Exercise requirements
What follows is a listing; restate every line of it word for word.

The records
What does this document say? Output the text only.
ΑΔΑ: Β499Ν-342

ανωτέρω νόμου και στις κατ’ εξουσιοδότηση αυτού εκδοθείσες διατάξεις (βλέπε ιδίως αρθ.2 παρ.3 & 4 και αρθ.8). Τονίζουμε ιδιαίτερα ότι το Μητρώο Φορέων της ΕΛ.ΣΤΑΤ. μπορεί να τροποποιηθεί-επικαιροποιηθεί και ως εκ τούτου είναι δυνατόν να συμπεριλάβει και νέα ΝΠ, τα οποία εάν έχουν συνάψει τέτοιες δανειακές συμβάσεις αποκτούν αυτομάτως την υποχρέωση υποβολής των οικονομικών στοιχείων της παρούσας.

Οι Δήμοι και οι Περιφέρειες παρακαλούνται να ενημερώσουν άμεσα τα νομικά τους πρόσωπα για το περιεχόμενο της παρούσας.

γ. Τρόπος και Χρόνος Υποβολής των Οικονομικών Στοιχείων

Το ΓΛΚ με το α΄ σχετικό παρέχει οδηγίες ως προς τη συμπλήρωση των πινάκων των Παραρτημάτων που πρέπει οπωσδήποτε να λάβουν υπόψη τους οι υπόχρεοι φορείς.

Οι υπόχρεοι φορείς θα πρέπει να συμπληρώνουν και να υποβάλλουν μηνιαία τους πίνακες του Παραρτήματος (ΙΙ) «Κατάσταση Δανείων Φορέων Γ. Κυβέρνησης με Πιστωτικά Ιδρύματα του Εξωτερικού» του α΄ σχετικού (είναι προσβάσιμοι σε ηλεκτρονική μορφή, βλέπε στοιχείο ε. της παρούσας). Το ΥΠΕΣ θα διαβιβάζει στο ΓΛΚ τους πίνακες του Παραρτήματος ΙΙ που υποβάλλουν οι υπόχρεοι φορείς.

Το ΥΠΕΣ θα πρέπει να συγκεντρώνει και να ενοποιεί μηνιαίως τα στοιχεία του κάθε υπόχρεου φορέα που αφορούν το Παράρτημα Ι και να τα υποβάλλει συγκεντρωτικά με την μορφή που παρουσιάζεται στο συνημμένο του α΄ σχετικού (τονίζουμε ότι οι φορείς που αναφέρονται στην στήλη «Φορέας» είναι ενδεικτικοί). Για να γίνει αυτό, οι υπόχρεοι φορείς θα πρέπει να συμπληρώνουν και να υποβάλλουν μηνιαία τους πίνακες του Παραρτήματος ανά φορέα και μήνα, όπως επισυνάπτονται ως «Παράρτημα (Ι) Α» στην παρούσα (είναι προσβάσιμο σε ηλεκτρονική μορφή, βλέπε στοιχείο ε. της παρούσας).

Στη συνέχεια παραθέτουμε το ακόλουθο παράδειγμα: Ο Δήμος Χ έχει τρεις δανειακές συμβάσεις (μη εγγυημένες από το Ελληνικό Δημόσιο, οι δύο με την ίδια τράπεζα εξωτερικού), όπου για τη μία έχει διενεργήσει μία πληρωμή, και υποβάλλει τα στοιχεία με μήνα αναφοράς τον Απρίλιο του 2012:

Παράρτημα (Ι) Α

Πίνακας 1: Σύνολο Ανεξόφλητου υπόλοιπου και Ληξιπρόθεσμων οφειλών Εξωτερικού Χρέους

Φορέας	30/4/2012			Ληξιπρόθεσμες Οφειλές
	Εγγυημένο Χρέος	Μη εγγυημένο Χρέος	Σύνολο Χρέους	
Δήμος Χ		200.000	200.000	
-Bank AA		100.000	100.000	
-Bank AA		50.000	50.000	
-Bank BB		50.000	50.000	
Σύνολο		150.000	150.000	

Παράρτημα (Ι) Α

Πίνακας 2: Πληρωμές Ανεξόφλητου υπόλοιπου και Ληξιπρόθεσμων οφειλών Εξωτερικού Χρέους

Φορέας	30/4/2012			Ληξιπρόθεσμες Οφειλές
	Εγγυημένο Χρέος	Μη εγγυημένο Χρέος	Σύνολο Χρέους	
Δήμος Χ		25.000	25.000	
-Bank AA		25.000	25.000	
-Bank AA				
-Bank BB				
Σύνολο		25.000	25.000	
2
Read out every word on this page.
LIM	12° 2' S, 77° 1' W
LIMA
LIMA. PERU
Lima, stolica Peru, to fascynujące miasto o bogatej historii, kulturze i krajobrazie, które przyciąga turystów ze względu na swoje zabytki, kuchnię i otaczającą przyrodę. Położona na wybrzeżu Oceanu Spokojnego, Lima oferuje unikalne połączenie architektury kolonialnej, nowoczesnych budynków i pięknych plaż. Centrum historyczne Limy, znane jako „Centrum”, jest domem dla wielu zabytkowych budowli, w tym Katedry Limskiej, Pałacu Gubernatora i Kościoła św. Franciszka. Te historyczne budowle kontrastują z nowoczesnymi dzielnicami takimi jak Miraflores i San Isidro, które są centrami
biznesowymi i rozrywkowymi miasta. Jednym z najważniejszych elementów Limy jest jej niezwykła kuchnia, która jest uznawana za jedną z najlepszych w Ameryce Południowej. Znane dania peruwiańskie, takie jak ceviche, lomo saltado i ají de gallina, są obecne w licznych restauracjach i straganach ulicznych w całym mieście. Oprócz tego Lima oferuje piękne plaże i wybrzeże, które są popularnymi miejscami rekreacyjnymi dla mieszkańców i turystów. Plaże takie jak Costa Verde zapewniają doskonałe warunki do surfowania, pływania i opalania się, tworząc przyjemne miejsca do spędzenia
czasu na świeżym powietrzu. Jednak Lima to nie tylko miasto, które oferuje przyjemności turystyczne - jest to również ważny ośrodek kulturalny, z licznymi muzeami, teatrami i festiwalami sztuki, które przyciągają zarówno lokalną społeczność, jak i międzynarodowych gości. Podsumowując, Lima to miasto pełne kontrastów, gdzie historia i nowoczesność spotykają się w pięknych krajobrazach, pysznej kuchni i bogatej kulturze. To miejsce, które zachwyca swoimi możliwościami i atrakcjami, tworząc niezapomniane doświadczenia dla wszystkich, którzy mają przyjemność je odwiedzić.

Solution to this exercise
What does this document say? Output the text only.
ΑΔΑ: Β499Ν-342

ανωτέρω νόμου και στις κατ’ εξουσιοδότηση αυτού εκδοθείσες διατάξεις (βλέπε ιδίως αρθ.2 παρ.3 & 4 και αρθ.8). Τονίζουμε ιδιαίτερα ότι το Μητρώο Φορέων της ΕΛ.ΣΤΑΤ. μπορεί να τροποποιηθεί-επικαιροποιηθεί και ως εκ τούτου είναι δυνατόν να συμπεριλάβει και νέα ΝΠ, τα οποία εάν έχουν συνάψει τέτοιες δανειακές συμβάσεις αποκτούν αυτομάτως την υποχρέωση υποβολής των οικονομικών στοιχείων της παρούσας.

Οι Δήμοι και οι Περιφέρειες παρακαλούνται να ενημερώσουν άμεσα τα νομικά τους πρόσωπα για το περιεχόμενο της παρούσας.

γ. Τρόπος και Χρόνος Υποβολής των Οικονομικών Στοιχείων

Το ΓΛΚ με το α΄ σχετικό παρέχει οδηγίες ως προς τη συμπλήρωση των πινάκων των Παραρτημάτων που πρέπει οπωσδήποτε να λάβουν υπόψη τους οι υπόχρεοι φορείς.

Οι υπόχρεοι φορείς θα πρέπει να συμπληρώνουν και να υποβάλλουν μηνιαία τους πίνακες του Παραρτήματος (ΙΙ) «Κατάσταση Δανείων Φορέων Γ. Κυβέρνησης με Πιστωτικά Ιδρύματα του Εξωτερικού» του α΄ σχετικού (είναι προσβάσιμοι σε ηλεκτρονική μορφή, βλέπε στοιχείο ε. της παρούσας). Το ΥΠΕΣ θα διαβιβάζει στο ΓΛΚ τους πίνακες του Παραρτήματος ΙΙ που υποβάλλουν οι υπόχρεοι φορείς.

Το ΥΠΕΣ θα πρέπει να συγκεντρώνει και να ενοποιεί μηνιαίως τα στοιχεία του κάθε υπόχρεου φορέα που αφορούν το Παράρτημα Ι και να τα υποβάλλει συγκεντρωτικά με την μορφή που παρουσιάζεται στο συνημμένο του α΄ σχετικού (τονίζουμε ότι οι φορείς που αναφέρονται στην στήλη «Φορέας» είναι ενδεικτικοί). Για να γίνει αυτό, οι υπόχρεοι φορείς θα πρέπει να συμπληρώνουν και να υποβάλλουν μηνιαία τους πίνακες του Παραρτήματος ανά φορέα και μήνα, όπως επισυνάπτονται ως «Παράρτημα (Ι) Α» στην παρούσα (είναι προσβάσιμο σε ηλεκτρονική μορφή, βλέπε στοιχείο ε. της παρούσας).

Στη συνέχεια παραθέτουμε το ακόλουθο παράδειγμα: Ο Δήμος Χ έχει τρεις δανειακές συμβάσεις (μη εγγυημένες από το Ελληνικό Δημόσιο, οι δύο με την ίδια τράπεζα εξωτερικού), όπου για τη μία έχει διενεργήσει μία πληρωμή, και υποβάλλει τα στοιχεία με μήνα αναφοράς τον Απρίλιο του 2012:

Παράρτημα (Ι) Α

Πίνακας 1: Σύνολο Ανεξόφλητου υπόλοιπου και Ληξιπρόθεσμων οφειλών Εξωτερικού Χρέους

Φορέας	30/4/2012			Ληξιπρόθεσμες Οφειλές
	Εγγυημένο Χρέος	Μη εγγυημένο Χρέος	Σύνολο Χρέους	
Δήμος Χ		200.000	200.000	
-Bank AA		100.000	100.000	
-Bank AA		50.000	50.000	
-Bank BB		50.000	50.000	
Σύνολο		150.000	150.000	

Παράρτημα (Ι) Α

Πίνακας 2: Πληρωμές Ανεξόφλητου υπόλοιπου και Ληξιπρόθεσμων οφειλών Εξωτερικού Χρέους

Φορέας	30/4/2012			Ληξιπρόθεσμες Οφειλές
	Εγγυημένο Χρέος	Μη εγγυημένο Χρέος	Σύνολο Χρέους	
Δήμος Χ		25.000	25.000	
-Bank AA		25.000	25.000	
-Bank AA				
-Bank BB				
Σύνολο		25.000	25.000	
2
Read out every word on this page.
LIM	12° 2' S, 77° 1' W
LIMA
LIMA. PERU
Lima, stolica Peru, to fascynujące miasto o bogatej historii, kulturze i krajobrazie, które przyciąga turystów ze względu na swoje zabytki, kuchnię i otaczającą przyrodę. Położona na wybrzeżu Oceanu Spokojnego, Lima oferuje unikalne połączenie architektury kolonialnej, nowoczesnych budynków i pięknych plaż. Centrum historyczne Limy, znane jako „Centrum”, jest domem dla wielu zabytkowych budowli, w tym Katedry Limskiej, Pałacu Gubernatora i Kościoła św. Franciszka. Te historyczne budowle kontrastują z nowoczesnymi dzielnicami takimi jak Miraflores i San Isidro, które są centrami
biznesowymi i rozrywkowymi miasta. Jednym z najważniejszych elementów Limy jest jej niezwykła kuchnia, która jest uznawana za jedną z najlepszych w Ameryce Południowej. Znane dania peruwiańskie, takie jak ceviche, lomo saltado i ají de gallina, są obecne w licznych restauracjach i straganach ulicznych w całym mieście. Oprócz tego Lima oferuje piękne plaże i wybrzeże, które są popularnymi miejscami rekreacyjnymi dla mieszkańców i turystów. Plaże takie jak Costa Verde zapewniają doskonałe warunki do surfowania, pływania i opalania się, tworząc przyjemne miejsca do spędzenia
czasu na świeżym powietrzu. Jednak Lima to nie tylko miasto, które oferuje przyjemności turystyczne - jest to również ważny ośrodek kulturalny, z licznymi muzeami, teatrami i festiwalami sztuki, które przyciągają zarówno lokalną społeczność, jak i międzynarodowych gości. Podsumowując, Lima to miasto pełne kontrastów, gdzie historia i nowoczesność spotykają się w pięknych krajobrazach, pysznej kuchni i bogatej kulturze. To miejsce, które zachwyca swoimi możliwościami i atrakcjami, tworząc niezapomniane doświadczenia dla wszystkich, którzy mają przyjemność je odwiedzić.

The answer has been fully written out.